◆ STATED TASK ◆
Make an exact copy of the lines below.

◆ RECORDS SUPPLIED ◆

** Start **

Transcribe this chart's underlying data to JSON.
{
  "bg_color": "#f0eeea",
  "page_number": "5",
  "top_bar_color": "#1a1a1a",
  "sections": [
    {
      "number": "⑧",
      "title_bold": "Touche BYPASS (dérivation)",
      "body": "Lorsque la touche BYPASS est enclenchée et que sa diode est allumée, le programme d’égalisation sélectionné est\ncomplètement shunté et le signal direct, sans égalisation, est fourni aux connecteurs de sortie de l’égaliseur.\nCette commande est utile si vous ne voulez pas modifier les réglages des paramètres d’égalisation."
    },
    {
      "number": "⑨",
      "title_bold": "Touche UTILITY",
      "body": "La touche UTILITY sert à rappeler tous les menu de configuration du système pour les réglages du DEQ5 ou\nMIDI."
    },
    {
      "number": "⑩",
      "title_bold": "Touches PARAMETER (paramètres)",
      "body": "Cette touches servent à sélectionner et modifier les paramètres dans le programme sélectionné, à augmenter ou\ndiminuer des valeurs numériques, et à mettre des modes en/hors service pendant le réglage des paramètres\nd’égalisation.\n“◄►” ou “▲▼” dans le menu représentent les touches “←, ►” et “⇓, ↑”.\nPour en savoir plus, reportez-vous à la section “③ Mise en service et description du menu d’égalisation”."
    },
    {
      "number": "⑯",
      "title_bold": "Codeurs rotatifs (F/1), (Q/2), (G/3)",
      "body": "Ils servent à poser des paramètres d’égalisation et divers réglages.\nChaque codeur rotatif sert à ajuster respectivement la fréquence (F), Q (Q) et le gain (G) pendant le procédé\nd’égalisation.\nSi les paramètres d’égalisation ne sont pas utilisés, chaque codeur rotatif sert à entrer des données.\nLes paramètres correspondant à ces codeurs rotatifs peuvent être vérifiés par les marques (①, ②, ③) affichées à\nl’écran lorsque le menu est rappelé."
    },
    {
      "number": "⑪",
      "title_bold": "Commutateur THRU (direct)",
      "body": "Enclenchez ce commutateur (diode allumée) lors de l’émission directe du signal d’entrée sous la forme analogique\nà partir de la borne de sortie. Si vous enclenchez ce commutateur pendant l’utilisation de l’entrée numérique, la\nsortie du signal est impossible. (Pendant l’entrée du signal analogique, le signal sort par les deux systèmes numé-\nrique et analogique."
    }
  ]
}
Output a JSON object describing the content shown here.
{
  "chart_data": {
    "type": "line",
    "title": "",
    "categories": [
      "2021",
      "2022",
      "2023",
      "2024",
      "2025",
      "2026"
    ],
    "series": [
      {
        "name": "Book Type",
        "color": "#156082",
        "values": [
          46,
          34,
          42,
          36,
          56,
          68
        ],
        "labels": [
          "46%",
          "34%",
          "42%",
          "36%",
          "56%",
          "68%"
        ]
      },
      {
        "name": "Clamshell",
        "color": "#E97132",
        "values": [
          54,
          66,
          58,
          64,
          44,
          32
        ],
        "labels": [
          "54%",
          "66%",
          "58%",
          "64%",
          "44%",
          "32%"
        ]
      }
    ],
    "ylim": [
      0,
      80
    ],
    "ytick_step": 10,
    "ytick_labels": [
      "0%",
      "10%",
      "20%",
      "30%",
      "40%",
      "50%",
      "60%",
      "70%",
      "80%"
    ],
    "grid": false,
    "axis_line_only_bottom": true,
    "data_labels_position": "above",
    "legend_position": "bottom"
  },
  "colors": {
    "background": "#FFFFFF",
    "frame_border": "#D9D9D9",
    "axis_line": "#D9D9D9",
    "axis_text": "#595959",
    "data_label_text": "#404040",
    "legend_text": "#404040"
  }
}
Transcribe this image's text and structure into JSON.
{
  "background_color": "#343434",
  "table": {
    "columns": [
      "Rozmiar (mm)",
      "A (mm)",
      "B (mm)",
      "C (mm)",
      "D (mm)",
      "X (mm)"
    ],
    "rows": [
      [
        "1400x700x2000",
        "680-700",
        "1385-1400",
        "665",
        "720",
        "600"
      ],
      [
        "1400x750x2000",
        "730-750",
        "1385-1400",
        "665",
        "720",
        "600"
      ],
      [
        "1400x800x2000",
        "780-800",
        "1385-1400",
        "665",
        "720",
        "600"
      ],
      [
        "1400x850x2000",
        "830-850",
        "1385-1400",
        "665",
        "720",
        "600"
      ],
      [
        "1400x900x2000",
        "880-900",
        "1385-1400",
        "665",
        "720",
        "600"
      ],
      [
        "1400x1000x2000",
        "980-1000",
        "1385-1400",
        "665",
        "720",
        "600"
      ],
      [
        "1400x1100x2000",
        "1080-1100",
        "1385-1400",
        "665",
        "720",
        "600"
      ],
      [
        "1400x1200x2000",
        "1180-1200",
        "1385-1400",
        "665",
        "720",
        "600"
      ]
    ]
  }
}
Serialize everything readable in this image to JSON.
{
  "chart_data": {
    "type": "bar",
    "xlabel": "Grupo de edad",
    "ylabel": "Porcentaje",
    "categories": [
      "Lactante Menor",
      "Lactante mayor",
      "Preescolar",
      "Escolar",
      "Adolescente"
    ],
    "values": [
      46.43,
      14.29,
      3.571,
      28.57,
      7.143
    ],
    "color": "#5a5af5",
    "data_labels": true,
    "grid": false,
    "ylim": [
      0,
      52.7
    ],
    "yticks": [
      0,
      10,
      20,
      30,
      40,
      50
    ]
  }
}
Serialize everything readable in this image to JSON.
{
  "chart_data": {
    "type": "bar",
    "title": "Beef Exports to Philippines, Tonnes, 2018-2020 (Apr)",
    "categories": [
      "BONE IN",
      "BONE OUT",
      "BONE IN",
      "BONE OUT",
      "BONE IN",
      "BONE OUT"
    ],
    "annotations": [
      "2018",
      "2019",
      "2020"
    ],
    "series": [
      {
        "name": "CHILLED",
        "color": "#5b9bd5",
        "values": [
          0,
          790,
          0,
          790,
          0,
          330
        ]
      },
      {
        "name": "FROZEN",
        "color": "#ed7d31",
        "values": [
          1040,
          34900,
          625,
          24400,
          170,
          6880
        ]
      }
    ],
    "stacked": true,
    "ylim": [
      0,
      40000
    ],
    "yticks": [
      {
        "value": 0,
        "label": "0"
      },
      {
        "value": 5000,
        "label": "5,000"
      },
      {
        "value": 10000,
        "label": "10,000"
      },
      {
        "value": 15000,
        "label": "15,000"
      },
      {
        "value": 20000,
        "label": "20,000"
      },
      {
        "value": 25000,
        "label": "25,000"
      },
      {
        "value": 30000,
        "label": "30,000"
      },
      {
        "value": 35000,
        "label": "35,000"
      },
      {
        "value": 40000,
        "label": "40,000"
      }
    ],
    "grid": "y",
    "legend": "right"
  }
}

** End **

◆ FINAL RESULT ◆
Transcribe this chart's underlying data to JSON.
{
  "bg_color": "#f0eeea",
  "page_number": "5",
  "top_bar_color": "#1a1a1a",
  "sections": [
    {
      "number": "⑧",
      "title_bold": "Touche BYPASS (dérivation)",
      "body": "Lorsque la touche BYPASS est enclenchée et que sa diode est allumée, le programme d’égalisation sélectionné est\ncomplètement shunté et le signal direct, sans égalisation, est fourni aux connecteurs de sortie de l’égaliseur.\nCette commande est utile si vous ne voulez pas modifier les réglages des paramètres d’égalisation."
    },
    {
      "number": "⑨",
      "title_bold": "Touche UTILITY",
      "body": "La touche UTILITY sert à rappeler tous les menu de configuration du système pour les réglages du DEQ5 ou\nMIDI."
    },
    {
      "number": "⑩",
      "title_bold": "Touches PARAMETER (paramètres)",
      "body": "Cette touches servent à sélectionner et modifier les paramètres dans le programme sélectionné, à augmenter ou\ndiminuer des valeurs numériques, et à mettre des modes en/hors service pendant le réglage des paramètres\nd’égalisation.\n“◄►” ou “▲▼” dans le menu représentent les touches “←, ►” et “⇓, ↑”.\nPour en savoir plus, reportez-vous à la section “③ Mise en service et description du menu d’égalisation”."
    },
    {
      "number": "⑯",
      "title_bold": "Codeurs rotatifs (F/1), (Q/2), (G/3)",
      "body": "Ils servent à poser des paramètres d’égalisation et divers réglages.\nChaque codeur rotatif sert à ajuster respectivement la fréquence (F), Q (Q) et le gain (G) pendant le procédé\nd’égalisation.\nSi les paramètres d’égalisation ne sont pas utilisés, chaque codeur rotatif sert à entrer des données.\nLes paramètres correspondant à ces codeurs rotatifs peuvent être vérifiés par les marques (①, ②, ③) affichées à\nl’écran lorsque le menu est rappelé."
    },
    {
      "number": "⑪",
      "title_bold": "Commutateur THRU (direct)",
      "body": "Enclenchez ce commutateur (diode allumée) lors de l’émission directe du signal d’entrée sous la forme analogique\nà partir de la borne de sortie. Si vous enclenchez ce commutateur pendant l’utilisation de l’entrée numérique, la\nsortie du signal est impossible. (Pendant l’entrée du signal analogique, le signal sort par les deux systèmes numé-\nrique et analogique."
    }
  ]
}
Output a JSON object describing the content shown here.
{
  "chart_data": {
    "type": "line",
    "title": "",
    "categories": [
      "2021",
      "2022",
      "2023",
      "2024",
      "2025",
      "2026"
    ],
    "series": [
      {
        "name": "Book Type",
        "color": "#156082",
        "values": [
          46,
          34,
          42,
          36,
          56,
          68
        ],
        "labels": [
          "46%",
          "34%",
          "42%",
          "36%",
          "56%",
          "68%"
        ]
      },
      {
        "name": "Clamshell",
        "color": "#E97132",
        "values": [
          54,
          66,
          58,
          64,
          44,
          32
        ],
        "labels": [
          "54%",
          "66%",
          "58%",
          "64%",
          "44%",
          "32%"
        ]
      }
    ],
    "ylim": [
      0,
      80
    ],
    "ytick_step": 10,
    "ytick_labels": [
      "0%",
      "10%",
      "20%",
      "30%",
      "40%",
      "50%",
      "60%",
      "70%",
      "80%"
    ],
    "grid": false,
    "axis_line_only_bottom": true,
    "data_labels_position": "above",
    "legend_position": "bottom"
  },
  "colors": {
    "background": "#FFFFFF",
    "frame_border": "#D9D9D9",
    "axis_line": "#D9D9D9",
    "axis_text": "#595959",
    "data_label_text": "#404040",
    "legend_text": "#404040"
  }
}
Transcribe this image's text and structure into JSON.
{
  "background_color": "#343434",
  "table": {
    "columns": [
      "Rozmiar (mm)",
      "A (mm)",
      "B (mm)",
      "C (mm)",
      "D (mm)",
      "X (mm)"
    ],
    "rows": [
      [
        "1400x700x2000",
        "680-700",
        "1385-1400",
        "665",
        "720",
        "600"
      ],
      [
        "1400x750x2000",
        "730-750",
        "1385-1400",
        "665",
        "720",
        "600"
      ],
      [
        "1400x800x2000",
        "780-800",
        "1385-1400",
        "665",
        "720",
        "600"
      ],
      [
        "1400x850x2000",
        "830-850",
        "1385-1400",
        "665",
        "720",
        "600"
      ],
      [
        "1400x900x2000",
        "880-900",
        "1385-1400",
        "665",
        "720",
        "600"
      ],
      [
        "1400x1000x2000",
        "980-1000",
        "1385-1400",
        "665",
        "720",
        "600"
      ],
      [
        "1400x1100x2000",
        "1080-1100",
        "1385-1400",
        "665",
        "720",
        "600"
      ],
      [
        "1400x1200x2000",
        "1180-1200",
        "1385-1400",
        "665",
        "720",
        "600"
      ]
    ]
  }
}
Serialize everything readable in this image to JSON.
{
  "chart_data": {
    "type": "bar",
    "xlabel": "Grupo de edad",
    "ylabel": "Porcentaje",
    "categories": [
      "Lactante Menor",
      "Lactante mayor",
      "Preescolar",
      "Escolar",
      "Adolescente"
    ],
    "values": [
      46.43,
      14.29,
      3.571,
      28.57,
      7.143
    ],
    "color": "#5a5af5",
    "data_labels": true,
    "grid": false,
    "ylim": [
      0,
      52.7
    ],
    "yticks": [
      0,
      10,
      20,
      30,
      40,
      50
    ]
  }
}
Serialize everything readable in this image to JSON.
{
  "chart_data": {
    "type": "bar",
    "title": "Beef Exports to Philippines, Tonnes, 2018-2020 (Apr)",
    "categories": [
      "BONE IN",
      "BONE OUT",
      "BONE IN",
      "BONE OUT",
      "BONE IN",
      "BONE OUT"
    ],
    "annotations": [
      "2018",
      "2019",
      "2020"
    ],
    "series": [
      {
        "name": "CHILLED",
        "color": "#5b9bd5",
        "values": [
          0,
          790,
          0,
          790,
          0,
          330
        ]
      },
      {
        "name": "FROZEN",
        "color": "#ed7d31",
        "values": [
          1040,
          34900,
          625,
          24400,
          170,
          6880
        ]
      }
    ],
    "stacked": true,
    "ylim": [
      0,
      40000
    ],
    "yticks": [
      {
        "value": 0,
        "label": "0"
      },
      {
        "value": 5000,
        "label": "5,000"
      },
      {
        "value": 10000,
        "label": "10,000"
      },
      {
        "value": 15000,
        "label": "15,000"
      },
      {
        "value": 20000,
        "label": "20,000"
      },
      {
        "value": 25000,
        "label": "25,000"
      },
      {
        "value": 30000,
        "label": "30,000"
      },
      {
        "value": 35000,
        "label": "35,000"
      },
      {
        "value": 40000,
        "label": "40,000"
      }
    ],
    "grid": "y",
    "legend": "right"
  }
}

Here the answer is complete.